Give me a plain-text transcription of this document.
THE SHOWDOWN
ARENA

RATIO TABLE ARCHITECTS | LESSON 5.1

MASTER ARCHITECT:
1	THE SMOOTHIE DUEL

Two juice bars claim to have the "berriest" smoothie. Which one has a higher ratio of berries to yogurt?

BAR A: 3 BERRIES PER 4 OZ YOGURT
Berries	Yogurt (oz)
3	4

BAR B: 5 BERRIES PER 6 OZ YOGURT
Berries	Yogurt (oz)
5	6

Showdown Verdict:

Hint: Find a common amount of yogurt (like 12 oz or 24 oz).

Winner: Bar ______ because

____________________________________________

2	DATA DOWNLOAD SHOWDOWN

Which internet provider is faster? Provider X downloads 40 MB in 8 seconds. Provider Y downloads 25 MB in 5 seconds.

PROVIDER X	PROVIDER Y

════════

* [EXERCISE DIRECTIONS] From the records above, extract everything verbatim.

* [REPLY]
Give me a plain-text transcription of this document.
THE SHOWDOWN
ARENA

RATIO TABLE ARCHITECTS | LESSON 5.1

MASTER ARCHITECT:
1	THE SMOOTHIE DUEL

Two juice bars claim to have the "berriest" smoothie. Which one has a higher ratio of berries to yogurt?

BAR A: 3 BERRIES PER 4 OZ YOGURT
Berries	Yogurt (oz)
3	4

BAR B: 5 BERRIES PER 6 OZ YOGURT
Berries	Yogurt (oz)
5	6

Showdown Verdict:

Hint: Find a common amount of yogurt (like 12 oz or 24 oz).

Winner: Bar ______ because

____________________________________________

2	DATA DOWNLOAD SHOWDOWN

Which internet provider is faster? Provider X downloads 40 MB in 8 seconds. Provider Y downloads 25 MB in 5 seconds.

PROVIDER X	PROVIDER Y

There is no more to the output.